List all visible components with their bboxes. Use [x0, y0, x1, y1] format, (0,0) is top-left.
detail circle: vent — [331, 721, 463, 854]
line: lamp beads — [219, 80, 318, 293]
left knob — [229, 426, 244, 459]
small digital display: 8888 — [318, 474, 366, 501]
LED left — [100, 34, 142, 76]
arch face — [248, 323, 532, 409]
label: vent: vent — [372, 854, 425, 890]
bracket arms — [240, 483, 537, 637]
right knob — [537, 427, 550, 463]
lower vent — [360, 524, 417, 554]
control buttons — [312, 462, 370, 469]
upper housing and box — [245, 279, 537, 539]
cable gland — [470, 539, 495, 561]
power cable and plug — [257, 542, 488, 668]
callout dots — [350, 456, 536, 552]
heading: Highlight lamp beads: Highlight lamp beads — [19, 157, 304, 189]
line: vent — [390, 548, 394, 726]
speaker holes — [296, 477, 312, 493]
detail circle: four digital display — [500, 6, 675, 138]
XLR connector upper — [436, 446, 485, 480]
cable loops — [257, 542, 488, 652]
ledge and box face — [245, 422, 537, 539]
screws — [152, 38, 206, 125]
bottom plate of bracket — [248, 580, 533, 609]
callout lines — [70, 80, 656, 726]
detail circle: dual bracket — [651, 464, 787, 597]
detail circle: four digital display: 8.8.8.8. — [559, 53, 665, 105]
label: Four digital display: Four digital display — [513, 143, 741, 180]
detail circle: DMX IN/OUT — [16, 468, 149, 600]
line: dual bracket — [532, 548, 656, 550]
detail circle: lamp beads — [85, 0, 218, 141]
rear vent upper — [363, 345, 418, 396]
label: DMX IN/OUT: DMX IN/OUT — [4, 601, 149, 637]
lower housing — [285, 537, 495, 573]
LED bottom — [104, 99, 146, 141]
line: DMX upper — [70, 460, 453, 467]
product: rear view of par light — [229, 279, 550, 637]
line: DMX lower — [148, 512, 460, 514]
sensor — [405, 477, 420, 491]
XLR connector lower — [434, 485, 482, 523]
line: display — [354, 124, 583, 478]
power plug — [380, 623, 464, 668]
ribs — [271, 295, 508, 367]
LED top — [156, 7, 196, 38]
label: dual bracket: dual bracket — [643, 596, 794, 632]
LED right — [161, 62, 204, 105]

#### YOUR OBJECTIVE:
Copy the whole listing above line for line, with every character unchanged.

#### THE RESULT:
List all visible components with their bboxes. Use [x0, y0, x1, y1] format, (0,0) is top-left.
detail circle: vent — [331, 721, 463, 854]
line: lamp beads — [219, 80, 318, 293]
left knob — [229, 426, 244, 459]
small digital display: 8888 — [318, 474, 366, 501]
LED left — [100, 34, 142, 76]
arch face — [248, 323, 532, 409]
label: vent: vent — [372, 854, 425, 890]
bracket arms — [240, 483, 537, 637]
right knob — [537, 427, 550, 463]
lower vent — [360, 524, 417, 554]
control buttons — [312, 462, 370, 469]
upper housing and box — [245, 279, 537, 539]
cable gland — [470, 539, 495, 561]
power cable and plug — [257, 542, 488, 668]
callout dots — [350, 456, 536, 552]
heading: Highlight lamp beads: Highlight lamp beads — [19, 157, 304, 189]
line: vent — [390, 548, 394, 726]
speaker holes — [296, 477, 312, 493]
detail circle: four digital display — [500, 6, 675, 138]
XLR connector upper — [436, 446, 485, 480]
cable loops — [257, 542, 488, 652]
ledge and box face — [245, 422, 537, 539]
screws — [152, 38, 206, 125]
bottom plate of bracket — [248, 580, 533, 609]
callout lines — [70, 80, 656, 726]
detail circle: dual bracket — [651, 464, 787, 597]
detail circle: four digital display: 8.8.8.8. — [559, 53, 665, 105]
label: Four digital display: Four digital display — [513, 143, 741, 180]
detail circle: DMX IN/OUT — [16, 468, 149, 600]
line: dual bracket — [532, 548, 656, 550]
detail circle: lamp beads — [85, 0, 218, 141]
rear vent upper — [363, 345, 418, 396]
label: DMX IN/OUT: DMX IN/OUT — [4, 601, 149, 637]
lower housing — [285, 537, 495, 573]
LED bottom — [104, 99, 146, 141]
line: DMX upper — [70, 460, 453, 467]
product: rear view of par light — [229, 279, 550, 637]
line: DMX lower — [148, 512, 460, 514]
sensor — [405, 477, 420, 491]
XLR connector lower — [434, 485, 482, 523]
line: display — [354, 124, 583, 478]
power plug — [380, 623, 464, 668]
ribs — [271, 295, 508, 367]
LED top — [156, 7, 196, 38]
label: dual bracket: dual bracket — [643, 596, 794, 632]
LED right — [161, 62, 204, 105]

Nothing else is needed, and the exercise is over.